** Given exercise **
Return every entry exactly as written.

Records from a data collection:
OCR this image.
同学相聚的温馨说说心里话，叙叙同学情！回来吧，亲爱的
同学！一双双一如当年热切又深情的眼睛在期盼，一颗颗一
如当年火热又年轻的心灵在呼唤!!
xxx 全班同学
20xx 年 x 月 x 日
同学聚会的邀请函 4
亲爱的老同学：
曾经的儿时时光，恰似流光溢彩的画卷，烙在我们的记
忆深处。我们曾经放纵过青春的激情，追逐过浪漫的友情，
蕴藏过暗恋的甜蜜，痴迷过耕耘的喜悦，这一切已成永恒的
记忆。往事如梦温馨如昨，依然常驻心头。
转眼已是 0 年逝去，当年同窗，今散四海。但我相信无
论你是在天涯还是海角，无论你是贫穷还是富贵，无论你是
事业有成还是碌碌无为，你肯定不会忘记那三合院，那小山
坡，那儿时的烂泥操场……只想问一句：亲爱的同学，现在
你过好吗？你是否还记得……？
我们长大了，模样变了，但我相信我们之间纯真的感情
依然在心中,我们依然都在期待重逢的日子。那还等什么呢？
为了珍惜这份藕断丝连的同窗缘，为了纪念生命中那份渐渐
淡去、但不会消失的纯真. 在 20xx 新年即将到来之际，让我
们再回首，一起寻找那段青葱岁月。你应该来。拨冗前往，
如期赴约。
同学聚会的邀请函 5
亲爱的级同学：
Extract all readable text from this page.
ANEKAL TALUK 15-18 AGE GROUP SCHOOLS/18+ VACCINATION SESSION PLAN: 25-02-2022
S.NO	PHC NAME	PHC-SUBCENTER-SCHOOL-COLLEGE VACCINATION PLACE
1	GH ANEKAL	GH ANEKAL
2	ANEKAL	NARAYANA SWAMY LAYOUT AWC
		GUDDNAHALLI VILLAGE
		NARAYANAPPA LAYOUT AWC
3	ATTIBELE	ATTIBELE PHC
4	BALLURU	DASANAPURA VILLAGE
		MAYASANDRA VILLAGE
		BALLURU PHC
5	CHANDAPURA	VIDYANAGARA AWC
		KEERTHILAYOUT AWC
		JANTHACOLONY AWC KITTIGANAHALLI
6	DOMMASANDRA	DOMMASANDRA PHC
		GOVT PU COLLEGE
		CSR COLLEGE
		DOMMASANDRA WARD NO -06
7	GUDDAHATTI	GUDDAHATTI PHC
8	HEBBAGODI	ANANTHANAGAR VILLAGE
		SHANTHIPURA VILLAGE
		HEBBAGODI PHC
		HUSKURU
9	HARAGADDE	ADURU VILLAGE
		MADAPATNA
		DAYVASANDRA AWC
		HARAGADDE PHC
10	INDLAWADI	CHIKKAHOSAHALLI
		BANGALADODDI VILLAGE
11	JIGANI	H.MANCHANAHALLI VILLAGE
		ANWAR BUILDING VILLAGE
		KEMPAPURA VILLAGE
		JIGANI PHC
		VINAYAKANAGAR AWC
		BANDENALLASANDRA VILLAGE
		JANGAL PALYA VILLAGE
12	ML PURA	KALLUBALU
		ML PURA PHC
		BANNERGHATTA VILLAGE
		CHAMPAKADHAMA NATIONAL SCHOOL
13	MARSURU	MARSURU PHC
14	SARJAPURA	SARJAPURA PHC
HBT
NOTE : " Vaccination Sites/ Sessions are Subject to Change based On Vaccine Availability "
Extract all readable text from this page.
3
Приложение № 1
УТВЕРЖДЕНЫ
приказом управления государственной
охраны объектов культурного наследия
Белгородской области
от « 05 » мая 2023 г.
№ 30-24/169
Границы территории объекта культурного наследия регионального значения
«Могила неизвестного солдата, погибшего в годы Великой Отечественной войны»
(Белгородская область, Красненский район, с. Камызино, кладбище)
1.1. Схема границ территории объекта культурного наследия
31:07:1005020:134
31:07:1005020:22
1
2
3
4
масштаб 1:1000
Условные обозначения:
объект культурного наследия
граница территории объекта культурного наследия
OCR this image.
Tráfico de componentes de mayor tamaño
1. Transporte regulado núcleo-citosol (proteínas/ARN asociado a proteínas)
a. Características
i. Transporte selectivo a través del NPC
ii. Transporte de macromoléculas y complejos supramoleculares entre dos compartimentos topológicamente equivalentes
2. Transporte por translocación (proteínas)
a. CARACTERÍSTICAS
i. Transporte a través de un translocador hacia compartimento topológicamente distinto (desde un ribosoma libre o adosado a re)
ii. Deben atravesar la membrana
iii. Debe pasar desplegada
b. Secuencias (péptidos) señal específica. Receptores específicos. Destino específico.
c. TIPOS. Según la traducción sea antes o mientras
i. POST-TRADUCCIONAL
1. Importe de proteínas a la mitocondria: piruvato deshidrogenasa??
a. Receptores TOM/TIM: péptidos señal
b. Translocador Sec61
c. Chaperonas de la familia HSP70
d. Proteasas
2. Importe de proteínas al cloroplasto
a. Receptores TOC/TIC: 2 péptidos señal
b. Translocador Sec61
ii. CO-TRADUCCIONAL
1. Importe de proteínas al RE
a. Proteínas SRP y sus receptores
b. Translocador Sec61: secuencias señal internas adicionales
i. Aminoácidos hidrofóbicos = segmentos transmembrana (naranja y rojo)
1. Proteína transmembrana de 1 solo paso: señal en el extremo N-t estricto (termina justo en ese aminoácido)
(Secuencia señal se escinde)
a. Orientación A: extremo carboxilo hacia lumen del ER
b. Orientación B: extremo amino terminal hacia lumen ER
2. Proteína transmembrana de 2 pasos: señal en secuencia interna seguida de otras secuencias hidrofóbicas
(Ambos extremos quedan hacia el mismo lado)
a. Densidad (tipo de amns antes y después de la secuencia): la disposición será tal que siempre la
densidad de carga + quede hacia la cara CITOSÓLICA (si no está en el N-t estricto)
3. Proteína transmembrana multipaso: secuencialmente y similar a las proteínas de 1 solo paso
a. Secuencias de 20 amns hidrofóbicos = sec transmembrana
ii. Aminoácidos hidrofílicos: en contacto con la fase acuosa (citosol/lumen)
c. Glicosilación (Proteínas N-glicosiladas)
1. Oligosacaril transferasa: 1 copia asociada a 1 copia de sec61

** Response below **
OCR this image.
同学相聚的温馨说说心里话，叙叙同学情！回来吧，亲爱的
同学！一双双一如当年热切又深情的眼睛在期盼，一颗颗一
如当年火热又年轻的心灵在呼唤!!
xxx 全班同学
20xx 年 x 月 x 日
同学聚会的邀请函 4
亲爱的老同学：
曾经的儿时时光，恰似流光溢彩的画卷，烙在我们的记
忆深处。我们曾经放纵过青春的激情，追逐过浪漫的友情，
蕴藏过暗恋的甜蜜，痴迷过耕耘的喜悦，这一切已成永恒的
记忆。往事如梦温馨如昨，依然常驻心头。
转眼已是 0 年逝去，当年同窗，今散四海。但我相信无
论你是在天涯还是海角，无论你是贫穷还是富贵，无论你是
事业有成还是碌碌无为，你肯定不会忘记那三合院，那小山
坡，那儿时的烂泥操场……只想问一句：亲爱的同学，现在
你过好吗？你是否还记得……？
我们长大了，模样变了，但我相信我们之间纯真的感情
依然在心中,我们依然都在期待重逢的日子。那还等什么呢？
为了珍惜这份藕断丝连的同窗缘，为了纪念生命中那份渐渐
淡去、但不会消失的纯真. 在 20xx 新年即将到来之际，让我
们再回首，一起寻找那段青葱岁月。你应该来。拨冗前往，
如期赴约。
同学聚会的邀请函 5
亲爱的级同学：
Extract all readable text from this page.
ANEKAL TALUK 15-18 AGE GROUP SCHOOLS/18+ VACCINATION SESSION PLAN: 25-02-2022
S.NO	PHC NAME	PHC-SUBCENTER-SCHOOL-COLLEGE VACCINATION PLACE
1	GH ANEKAL	GH ANEKAL
2	ANEKAL	NARAYANA SWAMY LAYOUT AWC
		GUDDNAHALLI VILLAGE
		NARAYANAPPA LAYOUT AWC
3	ATTIBELE	ATTIBELE PHC
4	BALLURU	DASANAPURA VILLAGE
		MAYASANDRA VILLAGE
		BALLURU PHC
5	CHANDAPURA	VIDYANAGARA AWC
		KEERTHILAYOUT AWC
		JANTHACOLONY AWC KITTIGANAHALLI
6	DOMMASANDRA	DOMMASANDRA PHC
		GOVT PU COLLEGE
		CSR COLLEGE
		DOMMASANDRA WARD NO -06
7	GUDDAHATTI	GUDDAHATTI PHC
8	HEBBAGODI	ANANTHANAGAR VILLAGE
		SHANTHIPURA VILLAGE
		HEBBAGODI PHC
		HUSKURU
9	HARAGADDE	ADURU VILLAGE
		MADAPATNA
		DAYVASANDRA AWC
		HARAGADDE PHC
10	INDLAWADI	CHIKKAHOSAHALLI
		BANGALADODDI VILLAGE
11	JIGANI	H.MANCHANAHALLI VILLAGE
		ANWAR BUILDING VILLAGE
		KEMPAPURA VILLAGE
		JIGANI PHC
		VINAYAKANAGAR AWC
		BANDENALLASANDRA VILLAGE
		JANGAL PALYA VILLAGE
12	ML PURA	KALLUBALU
		ML PURA PHC
		BANNERGHATTA VILLAGE
		CHAMPAKADHAMA NATIONAL SCHOOL
13	MARSURU	MARSURU PHC
14	SARJAPURA	SARJAPURA PHC
HBT
NOTE : " Vaccination Sites/ Sessions are Subject to Change based On Vaccine Availability "
Extract all readable text from this page.
3
Приложение № 1
УТВЕРЖДЕНЫ
приказом управления государственной
охраны объектов культурного наследия
Белгородской области
от « 05 » мая 2023 г.
№ 30-24/169
Границы территории объекта культурного наследия регионального значения
«Могила неизвестного солдата, погибшего в годы Великой Отечественной войны»
(Белгородская область, Красненский район, с. Камызино, кладбище)
1.1. Схема границ территории объекта культурного наследия
31:07:1005020:134
31:07:1005020:22
1
2
3
4
масштаб 1:1000
Условные обозначения:
объект культурного наследия
граница территории объекта культурного наследия
OCR this image.
Tráfico de componentes de mayor tamaño
1. Transporte regulado núcleo-citosol (proteínas/ARN asociado a proteínas)
a. Características
i. Transporte selectivo a través del NPC
ii. Transporte de macromoléculas y complejos supramoleculares entre dos compartimentos topológicamente equivalentes
2. Transporte por translocación (proteínas)
a. CARACTERÍSTICAS
i. Transporte a través de un translocador hacia compartimento topológicamente distinto (desde un ribosoma libre o adosado a re)
ii. Deben atravesar la membrana
iii. Debe pasar desplegada
b. Secuencias (péptidos) señal específica. Receptores específicos. Destino específico.
c. TIPOS. Según la traducción sea antes o mientras
i. POST-TRADUCCIONAL
1. Importe de proteínas a la mitocondria: piruvato deshidrogenasa??
a. Receptores TOM/TIM: péptidos señal
b. Translocador Sec61
c. Chaperonas de la familia HSP70
d. Proteasas
2. Importe de proteínas al cloroplasto
a. Receptores TOC/TIC: 2 péptidos señal
b. Translocador Sec61
ii. CO-TRADUCCIONAL
1. Importe de proteínas al RE
a. Proteínas SRP y sus receptores
b. Translocador Sec61: secuencias señal internas adicionales
i. Aminoácidos hidrofóbicos = segmentos transmembrana (naranja y rojo)
1. Proteína transmembrana de 1 solo paso: señal en el extremo N-t estricto (termina justo en ese aminoácido)
(Secuencia señal se escinde)
a. Orientación A: extremo carboxilo hacia lumen del ER
b. Orientación B: extremo amino terminal hacia lumen ER
2. Proteína transmembrana de 2 pasos: señal en secuencia interna seguida de otras secuencias hidrofóbicas
(Ambos extremos quedan hacia el mismo lado)
a. Densidad (tipo de amns antes y después de la secuencia): la disposición será tal que siempre la
densidad de carga + quede hacia la cara CITOSÓLICA (si no está en el N-t estricto)
3. Proteína transmembrana multipaso: secuencialmente y similar a las proteínas de 1 solo paso
a. Secuencias de 20 amns hidrofóbicos = sec transmembrana
ii. Aminoácidos hidrofílicos: en contacto con la fase acuosa (citosol/lumen)
c. Glicosilación (Proteínas N-glicosiladas)
1. Oligosacaril transferasa: 1 copia asociada a 1 copia de sec61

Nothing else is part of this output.